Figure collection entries
================================

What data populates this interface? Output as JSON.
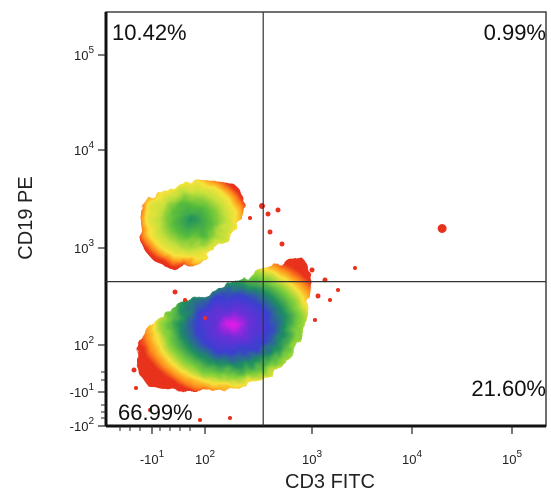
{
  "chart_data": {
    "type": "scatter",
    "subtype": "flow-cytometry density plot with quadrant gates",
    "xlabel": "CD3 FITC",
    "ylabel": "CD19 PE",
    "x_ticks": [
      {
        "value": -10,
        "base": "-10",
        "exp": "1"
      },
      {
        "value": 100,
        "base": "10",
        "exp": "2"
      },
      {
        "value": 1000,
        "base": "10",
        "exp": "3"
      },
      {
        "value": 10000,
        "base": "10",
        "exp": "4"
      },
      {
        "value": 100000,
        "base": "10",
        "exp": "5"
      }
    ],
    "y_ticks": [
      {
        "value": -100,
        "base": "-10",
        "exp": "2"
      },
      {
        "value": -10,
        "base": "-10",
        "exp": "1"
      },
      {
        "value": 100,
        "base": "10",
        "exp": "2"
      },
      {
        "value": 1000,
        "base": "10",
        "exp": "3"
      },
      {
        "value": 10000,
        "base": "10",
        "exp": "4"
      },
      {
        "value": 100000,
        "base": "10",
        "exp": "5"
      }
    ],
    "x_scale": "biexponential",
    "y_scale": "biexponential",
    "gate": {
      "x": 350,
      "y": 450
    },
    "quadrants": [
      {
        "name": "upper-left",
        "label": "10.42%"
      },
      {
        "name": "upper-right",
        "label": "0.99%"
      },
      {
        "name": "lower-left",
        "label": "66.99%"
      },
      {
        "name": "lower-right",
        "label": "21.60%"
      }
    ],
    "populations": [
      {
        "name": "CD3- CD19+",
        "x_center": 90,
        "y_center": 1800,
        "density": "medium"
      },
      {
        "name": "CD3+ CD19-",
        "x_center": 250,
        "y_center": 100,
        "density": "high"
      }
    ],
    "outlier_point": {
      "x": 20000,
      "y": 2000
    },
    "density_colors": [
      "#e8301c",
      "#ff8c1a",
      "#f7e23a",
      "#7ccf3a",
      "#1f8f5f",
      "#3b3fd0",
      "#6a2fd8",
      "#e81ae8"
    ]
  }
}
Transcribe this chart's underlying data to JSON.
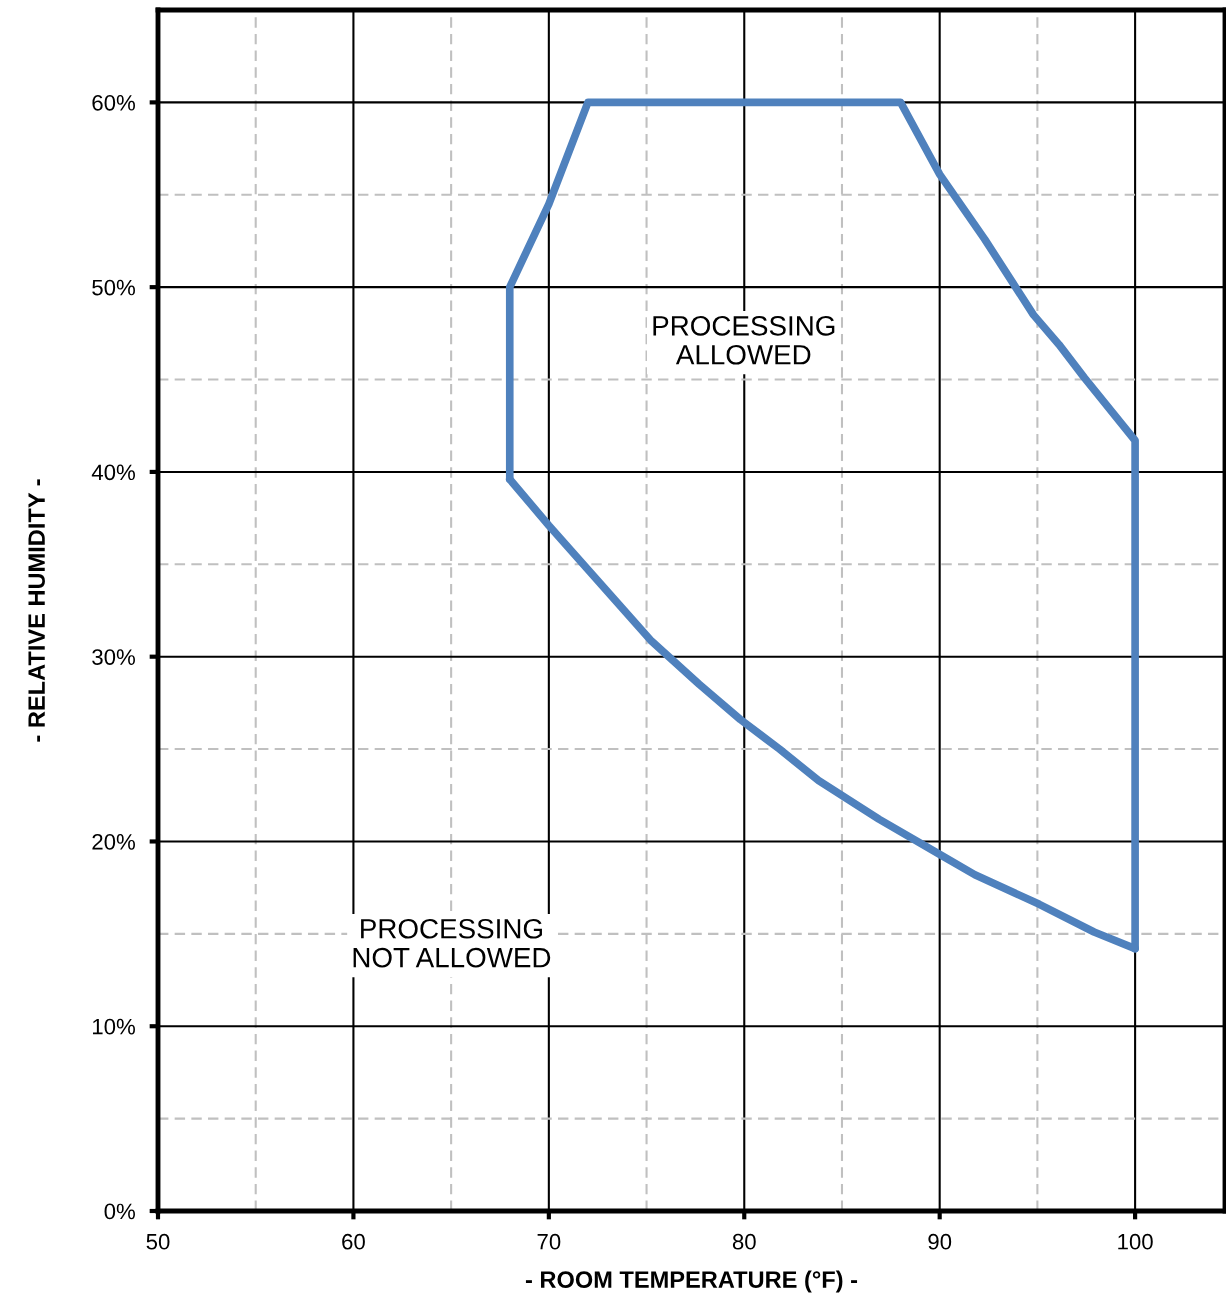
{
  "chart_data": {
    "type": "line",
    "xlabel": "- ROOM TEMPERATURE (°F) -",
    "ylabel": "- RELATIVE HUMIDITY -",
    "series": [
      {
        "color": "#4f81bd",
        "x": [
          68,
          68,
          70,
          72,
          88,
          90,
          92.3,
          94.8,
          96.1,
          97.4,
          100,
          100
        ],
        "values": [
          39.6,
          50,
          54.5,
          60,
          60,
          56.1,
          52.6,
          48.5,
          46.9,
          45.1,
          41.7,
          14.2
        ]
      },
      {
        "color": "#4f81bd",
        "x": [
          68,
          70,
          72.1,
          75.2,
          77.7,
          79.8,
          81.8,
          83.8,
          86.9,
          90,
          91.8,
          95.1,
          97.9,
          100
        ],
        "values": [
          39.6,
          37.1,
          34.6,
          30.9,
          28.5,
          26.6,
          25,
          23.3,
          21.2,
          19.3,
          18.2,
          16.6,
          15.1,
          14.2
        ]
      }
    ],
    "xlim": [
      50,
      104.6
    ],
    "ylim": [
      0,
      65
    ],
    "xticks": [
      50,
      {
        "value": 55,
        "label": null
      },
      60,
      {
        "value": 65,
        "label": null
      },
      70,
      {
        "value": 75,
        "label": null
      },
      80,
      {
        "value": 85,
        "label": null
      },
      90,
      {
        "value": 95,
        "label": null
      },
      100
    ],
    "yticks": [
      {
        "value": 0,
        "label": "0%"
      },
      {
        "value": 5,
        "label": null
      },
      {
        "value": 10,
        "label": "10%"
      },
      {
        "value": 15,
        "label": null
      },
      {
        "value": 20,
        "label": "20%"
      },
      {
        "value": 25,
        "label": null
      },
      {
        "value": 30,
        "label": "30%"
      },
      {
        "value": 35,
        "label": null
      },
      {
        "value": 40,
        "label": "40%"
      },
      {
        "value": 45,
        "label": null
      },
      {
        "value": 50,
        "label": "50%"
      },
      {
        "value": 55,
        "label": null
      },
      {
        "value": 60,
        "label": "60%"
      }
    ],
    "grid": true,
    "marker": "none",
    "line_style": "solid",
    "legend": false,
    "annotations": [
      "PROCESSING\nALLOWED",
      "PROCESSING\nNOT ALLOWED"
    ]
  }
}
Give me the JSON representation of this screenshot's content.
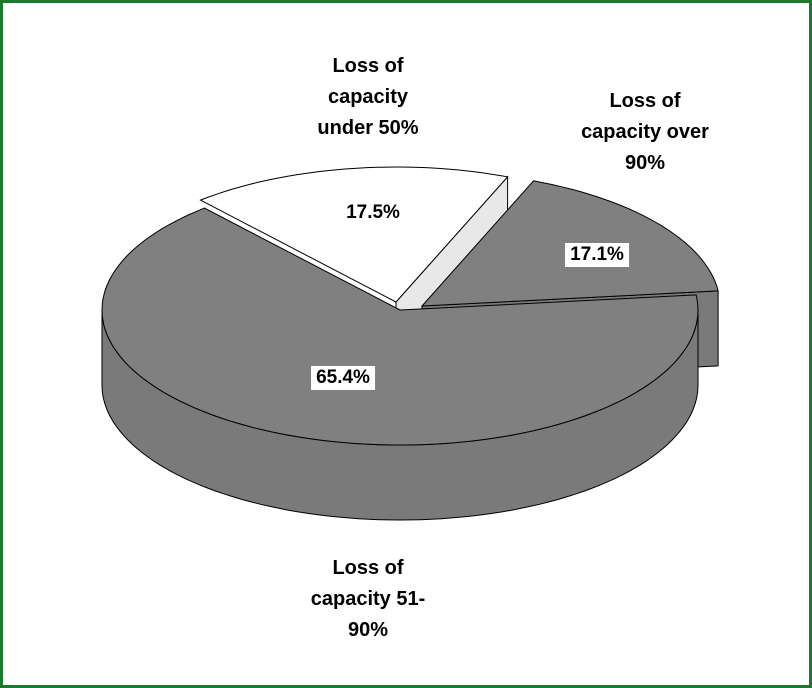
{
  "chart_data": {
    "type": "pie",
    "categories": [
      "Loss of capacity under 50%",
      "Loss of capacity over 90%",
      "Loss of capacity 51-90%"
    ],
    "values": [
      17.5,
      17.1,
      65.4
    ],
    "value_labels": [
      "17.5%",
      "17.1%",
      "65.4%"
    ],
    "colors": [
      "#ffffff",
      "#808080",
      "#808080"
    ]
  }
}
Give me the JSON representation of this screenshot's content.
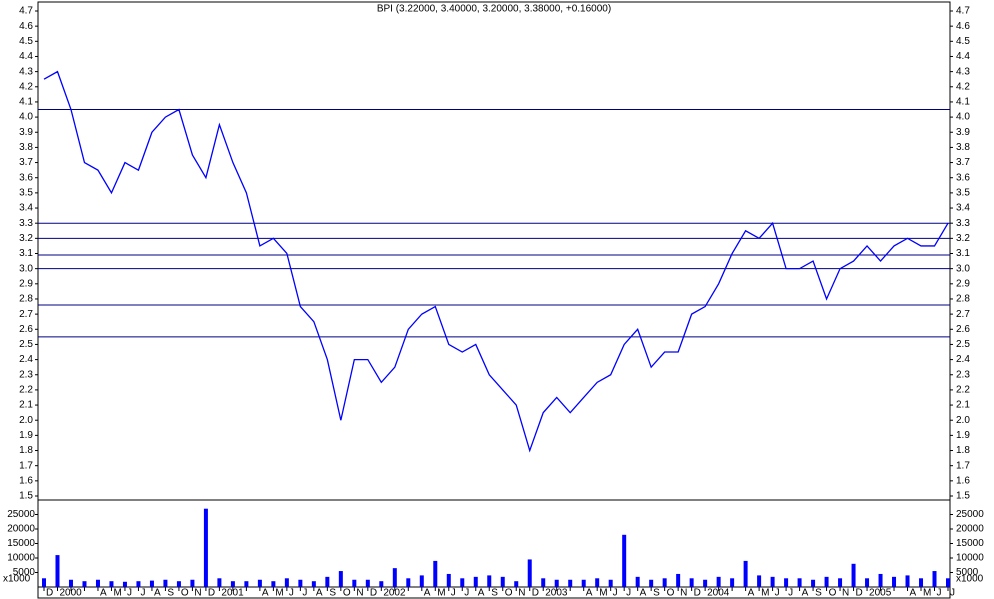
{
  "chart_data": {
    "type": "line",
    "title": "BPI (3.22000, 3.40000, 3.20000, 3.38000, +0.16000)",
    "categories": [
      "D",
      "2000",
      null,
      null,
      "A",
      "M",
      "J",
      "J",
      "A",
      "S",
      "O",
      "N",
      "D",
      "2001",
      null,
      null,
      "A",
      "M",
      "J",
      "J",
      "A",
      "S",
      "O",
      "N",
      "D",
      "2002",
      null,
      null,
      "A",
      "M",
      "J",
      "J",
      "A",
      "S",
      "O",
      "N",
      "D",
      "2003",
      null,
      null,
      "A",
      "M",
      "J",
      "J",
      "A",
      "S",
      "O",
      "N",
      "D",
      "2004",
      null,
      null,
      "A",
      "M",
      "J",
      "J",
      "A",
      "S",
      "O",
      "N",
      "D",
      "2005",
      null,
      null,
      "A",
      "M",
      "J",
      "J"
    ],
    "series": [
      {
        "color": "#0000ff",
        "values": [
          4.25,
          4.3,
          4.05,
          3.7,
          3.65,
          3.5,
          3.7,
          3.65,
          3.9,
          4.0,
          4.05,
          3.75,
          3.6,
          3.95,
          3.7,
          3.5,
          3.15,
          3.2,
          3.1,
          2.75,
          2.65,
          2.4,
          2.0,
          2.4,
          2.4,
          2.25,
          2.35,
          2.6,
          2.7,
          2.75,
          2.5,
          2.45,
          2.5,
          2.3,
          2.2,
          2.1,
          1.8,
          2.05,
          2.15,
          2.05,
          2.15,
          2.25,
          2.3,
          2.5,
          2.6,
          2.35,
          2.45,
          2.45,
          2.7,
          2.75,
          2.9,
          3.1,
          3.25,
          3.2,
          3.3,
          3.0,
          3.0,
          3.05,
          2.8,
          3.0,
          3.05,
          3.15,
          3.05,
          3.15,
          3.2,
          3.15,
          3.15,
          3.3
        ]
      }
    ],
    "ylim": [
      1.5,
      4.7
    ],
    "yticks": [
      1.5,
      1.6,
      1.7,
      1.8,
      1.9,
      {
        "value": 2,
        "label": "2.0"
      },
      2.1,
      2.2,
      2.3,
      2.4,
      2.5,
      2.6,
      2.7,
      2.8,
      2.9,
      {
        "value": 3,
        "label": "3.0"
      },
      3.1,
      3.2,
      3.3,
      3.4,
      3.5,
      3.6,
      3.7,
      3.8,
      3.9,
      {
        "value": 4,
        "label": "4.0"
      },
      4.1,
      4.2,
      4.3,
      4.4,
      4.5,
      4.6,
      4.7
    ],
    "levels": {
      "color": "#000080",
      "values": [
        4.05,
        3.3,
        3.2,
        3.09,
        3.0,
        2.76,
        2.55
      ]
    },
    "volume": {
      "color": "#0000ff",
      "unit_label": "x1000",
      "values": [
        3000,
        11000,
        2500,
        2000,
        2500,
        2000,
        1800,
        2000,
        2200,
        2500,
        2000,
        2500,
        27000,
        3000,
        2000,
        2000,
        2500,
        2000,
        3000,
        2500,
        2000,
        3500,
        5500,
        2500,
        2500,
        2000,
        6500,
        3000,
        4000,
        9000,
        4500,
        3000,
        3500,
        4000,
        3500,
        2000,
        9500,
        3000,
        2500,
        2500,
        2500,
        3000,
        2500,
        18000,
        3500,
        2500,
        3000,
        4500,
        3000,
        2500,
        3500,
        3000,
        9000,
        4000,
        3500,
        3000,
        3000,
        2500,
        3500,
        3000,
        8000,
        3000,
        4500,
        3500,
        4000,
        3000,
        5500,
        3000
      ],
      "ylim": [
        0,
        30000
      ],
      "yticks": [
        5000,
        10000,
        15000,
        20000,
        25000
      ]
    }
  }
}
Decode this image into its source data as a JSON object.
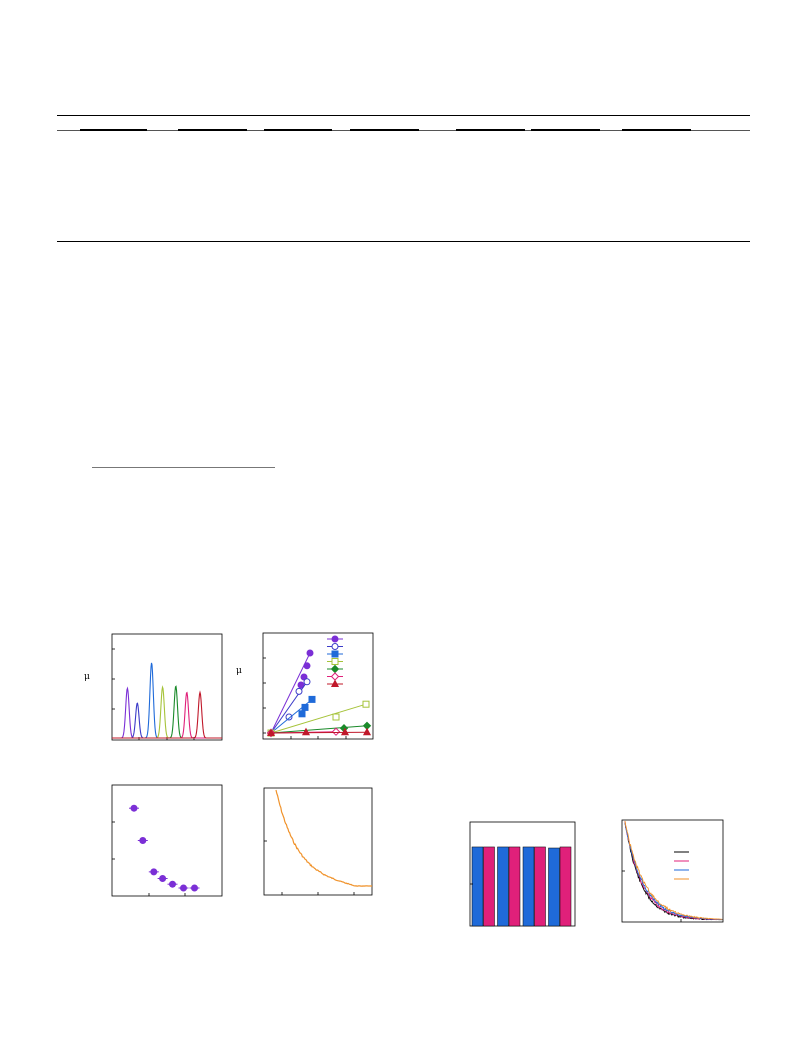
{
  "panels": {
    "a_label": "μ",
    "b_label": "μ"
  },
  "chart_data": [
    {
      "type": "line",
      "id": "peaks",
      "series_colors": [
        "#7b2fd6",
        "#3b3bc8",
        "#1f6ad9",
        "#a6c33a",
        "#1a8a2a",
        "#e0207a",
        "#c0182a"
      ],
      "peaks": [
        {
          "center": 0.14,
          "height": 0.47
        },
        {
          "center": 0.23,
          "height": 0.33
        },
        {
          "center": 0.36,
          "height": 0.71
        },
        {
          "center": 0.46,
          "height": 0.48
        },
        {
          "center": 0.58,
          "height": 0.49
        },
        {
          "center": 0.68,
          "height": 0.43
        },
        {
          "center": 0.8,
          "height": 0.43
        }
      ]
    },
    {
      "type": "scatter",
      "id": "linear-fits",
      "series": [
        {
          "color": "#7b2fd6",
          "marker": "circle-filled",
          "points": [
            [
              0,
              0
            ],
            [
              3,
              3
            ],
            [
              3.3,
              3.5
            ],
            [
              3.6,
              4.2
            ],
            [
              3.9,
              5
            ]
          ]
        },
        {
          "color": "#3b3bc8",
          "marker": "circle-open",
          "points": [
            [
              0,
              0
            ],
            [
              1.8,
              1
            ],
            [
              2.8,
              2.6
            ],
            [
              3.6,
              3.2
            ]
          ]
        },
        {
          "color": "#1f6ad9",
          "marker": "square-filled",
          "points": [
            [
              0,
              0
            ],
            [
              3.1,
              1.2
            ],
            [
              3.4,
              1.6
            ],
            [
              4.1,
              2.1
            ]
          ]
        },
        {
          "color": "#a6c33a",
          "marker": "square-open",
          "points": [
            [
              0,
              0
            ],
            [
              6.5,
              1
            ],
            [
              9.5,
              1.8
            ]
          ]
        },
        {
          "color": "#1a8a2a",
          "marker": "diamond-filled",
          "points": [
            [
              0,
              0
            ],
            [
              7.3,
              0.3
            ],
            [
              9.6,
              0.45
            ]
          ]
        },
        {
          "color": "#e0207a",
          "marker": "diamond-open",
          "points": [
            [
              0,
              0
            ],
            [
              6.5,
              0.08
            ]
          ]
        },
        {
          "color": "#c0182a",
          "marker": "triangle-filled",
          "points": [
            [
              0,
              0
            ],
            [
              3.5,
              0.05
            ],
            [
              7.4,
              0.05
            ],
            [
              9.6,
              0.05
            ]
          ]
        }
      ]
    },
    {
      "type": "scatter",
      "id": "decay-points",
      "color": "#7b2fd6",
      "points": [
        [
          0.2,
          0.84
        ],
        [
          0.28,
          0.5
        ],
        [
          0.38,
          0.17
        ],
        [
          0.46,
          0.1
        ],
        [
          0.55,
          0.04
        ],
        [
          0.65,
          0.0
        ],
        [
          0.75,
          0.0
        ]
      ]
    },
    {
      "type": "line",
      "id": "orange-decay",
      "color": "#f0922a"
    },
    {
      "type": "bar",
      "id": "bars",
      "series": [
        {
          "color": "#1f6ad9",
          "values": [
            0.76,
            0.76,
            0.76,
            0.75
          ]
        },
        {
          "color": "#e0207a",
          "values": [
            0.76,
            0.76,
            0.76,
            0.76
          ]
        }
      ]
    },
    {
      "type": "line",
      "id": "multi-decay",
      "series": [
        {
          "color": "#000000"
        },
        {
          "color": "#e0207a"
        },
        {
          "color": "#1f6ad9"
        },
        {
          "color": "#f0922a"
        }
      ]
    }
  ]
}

================================

Each line holding "Loss" must be found and copied.

Exercise output:
      "Loss of capacity under 50%",
      "Loss of capacity over 90%",
      "Loss of capacity 51-90%"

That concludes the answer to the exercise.